**** DATA FOR THE TASK
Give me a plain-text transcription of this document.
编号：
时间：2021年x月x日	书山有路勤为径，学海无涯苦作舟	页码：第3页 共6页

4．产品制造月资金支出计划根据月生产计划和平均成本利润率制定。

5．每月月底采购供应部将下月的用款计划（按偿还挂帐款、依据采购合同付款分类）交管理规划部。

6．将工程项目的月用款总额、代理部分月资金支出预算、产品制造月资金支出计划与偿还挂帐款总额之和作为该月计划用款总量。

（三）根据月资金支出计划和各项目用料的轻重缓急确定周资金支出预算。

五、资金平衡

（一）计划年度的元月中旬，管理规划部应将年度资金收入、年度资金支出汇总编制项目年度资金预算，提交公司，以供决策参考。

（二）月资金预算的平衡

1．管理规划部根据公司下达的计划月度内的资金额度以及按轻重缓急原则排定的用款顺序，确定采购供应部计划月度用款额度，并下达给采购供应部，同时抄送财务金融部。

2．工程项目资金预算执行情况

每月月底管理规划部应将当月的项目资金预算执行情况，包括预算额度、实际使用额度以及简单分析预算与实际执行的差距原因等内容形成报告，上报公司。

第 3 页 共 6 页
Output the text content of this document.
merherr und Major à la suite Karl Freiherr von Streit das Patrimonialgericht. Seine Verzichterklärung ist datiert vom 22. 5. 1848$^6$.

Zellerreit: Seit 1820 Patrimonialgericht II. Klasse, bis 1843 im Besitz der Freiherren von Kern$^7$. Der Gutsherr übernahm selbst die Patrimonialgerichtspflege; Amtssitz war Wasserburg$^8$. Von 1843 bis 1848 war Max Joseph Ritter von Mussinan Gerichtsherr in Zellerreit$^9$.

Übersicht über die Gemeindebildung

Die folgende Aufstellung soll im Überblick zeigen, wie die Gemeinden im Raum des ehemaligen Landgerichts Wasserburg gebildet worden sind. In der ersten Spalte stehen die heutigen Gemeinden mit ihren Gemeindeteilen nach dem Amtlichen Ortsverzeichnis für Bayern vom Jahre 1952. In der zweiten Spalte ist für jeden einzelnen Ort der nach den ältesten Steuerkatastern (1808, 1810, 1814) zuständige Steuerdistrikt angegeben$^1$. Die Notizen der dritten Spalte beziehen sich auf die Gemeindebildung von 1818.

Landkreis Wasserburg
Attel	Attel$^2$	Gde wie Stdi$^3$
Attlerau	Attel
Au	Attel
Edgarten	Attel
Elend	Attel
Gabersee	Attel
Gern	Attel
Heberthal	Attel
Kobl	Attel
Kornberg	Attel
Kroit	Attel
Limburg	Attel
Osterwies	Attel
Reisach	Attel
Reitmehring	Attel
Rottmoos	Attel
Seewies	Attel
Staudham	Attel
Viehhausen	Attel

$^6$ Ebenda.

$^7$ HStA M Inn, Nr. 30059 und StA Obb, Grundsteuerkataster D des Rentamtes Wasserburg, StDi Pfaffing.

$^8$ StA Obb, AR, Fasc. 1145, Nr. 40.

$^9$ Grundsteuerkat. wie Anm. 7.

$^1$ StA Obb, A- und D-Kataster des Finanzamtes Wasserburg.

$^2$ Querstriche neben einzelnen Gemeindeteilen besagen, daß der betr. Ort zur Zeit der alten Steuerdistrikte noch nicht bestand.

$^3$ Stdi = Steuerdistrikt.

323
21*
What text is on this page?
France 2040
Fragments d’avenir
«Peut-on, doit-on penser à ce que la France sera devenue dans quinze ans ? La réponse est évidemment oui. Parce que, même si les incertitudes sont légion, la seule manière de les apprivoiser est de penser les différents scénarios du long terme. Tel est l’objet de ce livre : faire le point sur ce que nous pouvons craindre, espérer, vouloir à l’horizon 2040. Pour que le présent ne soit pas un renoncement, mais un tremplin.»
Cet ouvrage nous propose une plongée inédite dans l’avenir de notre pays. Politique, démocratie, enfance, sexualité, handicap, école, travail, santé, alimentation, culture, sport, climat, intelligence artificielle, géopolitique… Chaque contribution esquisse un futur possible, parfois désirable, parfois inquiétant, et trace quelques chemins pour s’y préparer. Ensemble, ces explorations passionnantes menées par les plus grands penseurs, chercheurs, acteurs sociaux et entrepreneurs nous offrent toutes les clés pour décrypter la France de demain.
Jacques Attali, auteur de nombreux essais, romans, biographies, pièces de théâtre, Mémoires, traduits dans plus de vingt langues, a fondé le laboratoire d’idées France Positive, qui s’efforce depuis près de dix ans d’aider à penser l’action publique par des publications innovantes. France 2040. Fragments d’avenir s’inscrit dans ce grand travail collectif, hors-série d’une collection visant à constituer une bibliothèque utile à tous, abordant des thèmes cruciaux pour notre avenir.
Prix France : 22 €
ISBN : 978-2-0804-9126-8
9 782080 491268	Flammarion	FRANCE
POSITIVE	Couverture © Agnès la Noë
********
Copy out each line of the listing that holds "Gemeindebildung".

Übersicht über die Gemeindebildung
Die folgende Aufstellung soll im Überblick zeigen, wie die Gemeinden im Raum des ehemaligen Landgerichts Wasserburg gebildet worden sind. In der ersten Spalte stehen die heutigen Gemeinden mit ihren Gemeindeteilen nach dem Amtlichen Ortsverzeichnis für Bayern vom Jahre 1952. In der zweiten Spalte ist für jeden einzelnen Ort der nach den ältesten Steuerkatastern (1808, 1810, 1814) zuständige Steuerdistrikt angegeben$^1$. Die Notizen der dritten Spalte beziehen sich auf die Gemeindebildung von 1818.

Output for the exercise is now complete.